» What is needed
Pictures appear in the records below; write out everything else exactly.

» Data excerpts

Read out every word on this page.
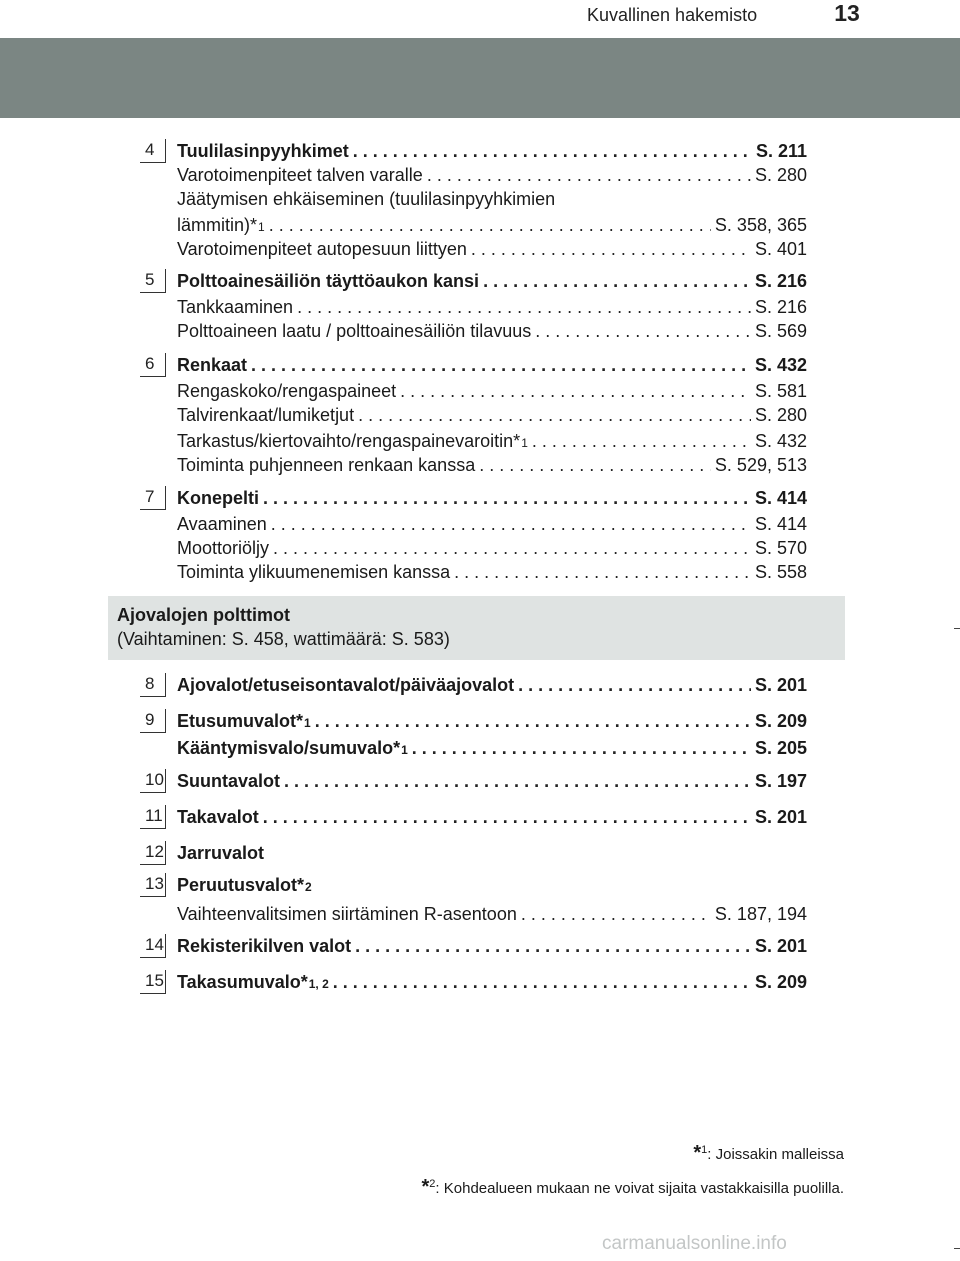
Kuvallinen hakemisto	13
4	Tuulilasinpyyhkimet . . .	S. 211
Varotoimenpiteet talven varalle . . .	S. 280
Jäätymisen ehkäiseminen (tuulilasinpyyhkimien
lämmitin)* 1 . . .	S. 358, 365
Varotoimenpiteet autopesuun liittyen . . .	S. 401
5	Polttoainesäiliön täyttöaukon kansi . . .	S. 216
Tankkaaminen . . .	S. 216
Polttoaineen laatu / polttoainesäiliön tilavuus . . .	S. 569
6	Renkaat . . .	S. 432
Rengaskoko/rengaspaineet . . .	S. 581
Talvirenkaat/lumiketjut . . .	S. 280
Tarkastus/kiertovaihto/rengaspainevaroitin* 1 . . .	S. 432
Toiminta puhjenneen renkaan kanssa . . .	S. 529, 513
7	Konepelti . . .	S. 414
Avaaminen . . .	S. 414
Moottoriöljy . . .	S. 570
Toiminta ylikuumenemisen kanssa . . .	S. 558
8	Ajovalot/etuseisontavalot/päiväajovalot . . .	S. 201
9	Etusumuvalot* 1 . . .	S. 209
Kääntymisvalo/sumuvalo* 1 . . .	S. 205
10 Suuntavalot . . .	S. 197
11 Takavalot . . .	S. 201
12 Jarruvalot
13 Peruutusvalot* 2
Vaihteenvalitsimen siirtäminen R-asentoon . . .	S. 187, 194
14 Rekisterikilven valot . . .	S. 201
15 Takasumuvalo* 1, 2 . . .	S. 209
Ajovalojen polttimot
(Vaihtaminen: S. 458, wattimäärä: S. 583)
*$^1$: Joissakin malleissa
*$^2$: Kohdealueen mukaan ne voivat sijaita vastakkaisilla puolilla.
carmanualsonline.info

» The answer
Read out every word on this page.
Kuvallinen hakemisto	13
4	Tuulilasinpyyhkimet . . .	S. 211
Varotoimenpiteet talven varalle . . .	S. 280
Jäätymisen ehkäiseminen (tuulilasinpyyhkimien
lämmitin)* 1 . . .	S. 358, 365
Varotoimenpiteet autopesuun liittyen . . .	S. 401
5	Polttoainesäiliön täyttöaukon kansi . . .	S. 216
Tankkaaminen . . .	S. 216
Polttoaineen laatu / polttoainesäiliön tilavuus . . .	S. 569
6	Renkaat . . .	S. 432
Rengaskoko/rengaspaineet . . .	S. 581
Talvirenkaat/lumiketjut . . .	S. 280
Tarkastus/kiertovaihto/rengaspainevaroitin* 1 . . .	S. 432
Toiminta puhjenneen renkaan kanssa . . .	S. 529, 513
7	Konepelti . . .	S. 414
Avaaminen . . .	S. 414
Moottoriöljy . . .	S. 570
Toiminta ylikuumenemisen kanssa . . .	S. 558
8	Ajovalot/etuseisontavalot/päiväajovalot . . .	S. 201
9	Etusumuvalot* 1 . . .	S. 209
Kääntymisvalo/sumuvalo* 1 . . .	S. 205
10 Suuntavalot . . .	S. 197
11 Takavalot . . .	S. 201
12 Jarruvalot
13 Peruutusvalot* 2
Vaihteenvalitsimen siirtäminen R-asentoon . . .	S. 187, 194
14 Rekisterikilven valot . . .	S. 201
15 Takasumuvalo* 1, 2 . . .	S. 209
Ajovalojen polttimot
(Vaihtaminen: S. 458, wattimäärä: S. 583)
*$^1$: Joissakin malleissa
*$^2$: Kohdealueen mukaan ne voivat sijaita vastakkaisilla puolilla.
carmanualsonline.info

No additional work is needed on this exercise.